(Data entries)

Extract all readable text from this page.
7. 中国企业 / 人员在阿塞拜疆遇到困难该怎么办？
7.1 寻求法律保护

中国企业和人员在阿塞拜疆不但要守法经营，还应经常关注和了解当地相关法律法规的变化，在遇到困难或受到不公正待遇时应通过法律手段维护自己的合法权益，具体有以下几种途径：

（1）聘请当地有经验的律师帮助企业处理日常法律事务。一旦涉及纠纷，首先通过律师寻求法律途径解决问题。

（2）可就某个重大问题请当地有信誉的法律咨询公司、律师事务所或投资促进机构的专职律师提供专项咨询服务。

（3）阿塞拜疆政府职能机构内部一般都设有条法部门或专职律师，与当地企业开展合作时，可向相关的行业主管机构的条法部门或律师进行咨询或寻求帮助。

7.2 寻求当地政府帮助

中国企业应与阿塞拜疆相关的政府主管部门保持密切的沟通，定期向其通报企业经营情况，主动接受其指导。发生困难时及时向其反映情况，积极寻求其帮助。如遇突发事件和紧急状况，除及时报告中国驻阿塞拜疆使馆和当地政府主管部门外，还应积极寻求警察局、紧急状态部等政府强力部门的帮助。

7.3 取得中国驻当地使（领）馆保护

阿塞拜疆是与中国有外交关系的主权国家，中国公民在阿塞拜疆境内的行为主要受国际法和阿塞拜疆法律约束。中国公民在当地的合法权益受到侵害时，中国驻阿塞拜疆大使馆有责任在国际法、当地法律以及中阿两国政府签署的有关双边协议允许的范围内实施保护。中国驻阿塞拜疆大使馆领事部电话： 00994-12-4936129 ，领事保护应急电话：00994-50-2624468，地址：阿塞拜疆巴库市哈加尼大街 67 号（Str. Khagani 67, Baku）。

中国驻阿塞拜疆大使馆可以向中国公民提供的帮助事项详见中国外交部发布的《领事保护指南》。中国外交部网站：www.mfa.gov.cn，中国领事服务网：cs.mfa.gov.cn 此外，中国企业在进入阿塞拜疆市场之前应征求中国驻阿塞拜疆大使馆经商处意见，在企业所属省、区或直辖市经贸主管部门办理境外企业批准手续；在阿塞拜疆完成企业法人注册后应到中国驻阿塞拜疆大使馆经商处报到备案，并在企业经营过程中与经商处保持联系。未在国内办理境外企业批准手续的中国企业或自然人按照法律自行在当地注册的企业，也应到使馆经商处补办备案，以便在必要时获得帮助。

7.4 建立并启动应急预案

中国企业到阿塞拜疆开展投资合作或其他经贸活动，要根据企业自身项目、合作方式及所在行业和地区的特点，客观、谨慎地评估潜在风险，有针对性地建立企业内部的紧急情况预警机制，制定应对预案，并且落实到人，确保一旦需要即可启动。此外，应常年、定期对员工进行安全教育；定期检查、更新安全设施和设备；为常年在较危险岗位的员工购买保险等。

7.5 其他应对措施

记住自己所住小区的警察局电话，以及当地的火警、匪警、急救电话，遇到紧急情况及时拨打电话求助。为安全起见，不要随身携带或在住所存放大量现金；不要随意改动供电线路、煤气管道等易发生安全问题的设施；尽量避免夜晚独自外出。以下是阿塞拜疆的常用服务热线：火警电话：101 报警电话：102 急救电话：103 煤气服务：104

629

## Prompt
Every line of the data above should be copied exactly.

## The result
Extract all readable text from this page.
7. 中国企业 / 人员在阿塞拜疆遇到困难该怎么办？
7.1 寻求法律保护

中国企业和人员在阿塞拜疆不但要守法经营，还应经常关注和了解当地相关法律法规的变化，在遇到困难或受到不公正待遇时应通过法律手段维护自己的合法权益，具体有以下几种途径：

（1）聘请当地有经验的律师帮助企业处理日常法律事务。一旦涉及纠纷，首先通过律师寻求法律途径解决问题。

（2）可就某个重大问题请当地有信誉的法律咨询公司、律师事务所或投资促进机构的专职律师提供专项咨询服务。

（3）阿塞拜疆政府职能机构内部一般都设有条法部门或专职律师，与当地企业开展合作时，可向相关的行业主管机构的条法部门或律师进行咨询或寻求帮助。

7.2 寻求当地政府帮助

中国企业应与阿塞拜疆相关的政府主管部门保持密切的沟通，定期向其通报企业经营情况，主动接受其指导。发生困难时及时向其反映情况，积极寻求其帮助。如遇突发事件和紧急状况，除及时报告中国驻阿塞拜疆使馆和当地政府主管部门外，还应积极寻求警察局、紧急状态部等政府强力部门的帮助。

7.3 取得中国驻当地使（领）馆保护

阿塞拜疆是与中国有外交关系的主权国家，中国公民在阿塞拜疆境内的行为主要受国际法和阿塞拜疆法律约束。中国公民在当地的合法权益受到侵害时，中国驻阿塞拜疆大使馆有责任在国际法、当地法律以及中阿两国政府签署的有关双边协议允许的范围内实施保护。中国驻阿塞拜疆大使馆领事部电话： 00994-12-4936129 ，领事保护应急电话：00994-50-2624468，地址：阿塞拜疆巴库市哈加尼大街 67 号（Str. Khagani 67, Baku）。

中国驻阿塞拜疆大使馆可以向中国公民提供的帮助事项详见中国外交部发布的《领事保护指南》。中国外交部网站：www.mfa.gov.cn，中国领事服务网：cs.mfa.gov.cn 此外，中国企业在进入阿塞拜疆市场之前应征求中国驻阿塞拜疆大使馆经商处意见，在企业所属省、区或直辖市经贸主管部门办理境外企业批准手续；在阿塞拜疆完成企业法人注册后应到中国驻阿塞拜疆大使馆经商处报到备案，并在企业经营过程中与经商处保持联系。未在国内办理境外企业批准手续的中国企业或自然人按照法律自行在当地注册的企业，也应到使馆经商处补办备案，以便在必要时获得帮助。

7.4 建立并启动应急预案

中国企业到阿塞拜疆开展投资合作或其他经贸活动，要根据企业自身项目、合作方式及所在行业和地区的特点，客观、谨慎地评估潜在风险，有针对性地建立企业内部的紧急情况预警机制，制定应对预案，并且落实到人，确保一旦需要即可启动。此外，应常年、定期对员工进行安全教育；定期检查、更新安全设施和设备；为常年在较危险岗位的员工购买保险等。

7.5 其他应对措施

记住自己所住小区的警察局电话，以及当地的火警、匪警、急救电话，遇到紧急情况及时拨打电话求助。为安全起见，不要随身携带或在住所存放大量现金；不要随意改动供电线路、煤气管道等易发生安全问题的设施；尽量避免夜晚独自外出。以下是阿塞拜疆的常用服务热线：火警电话：101 报警电话：102 急救电话：103 煤气服务：104

629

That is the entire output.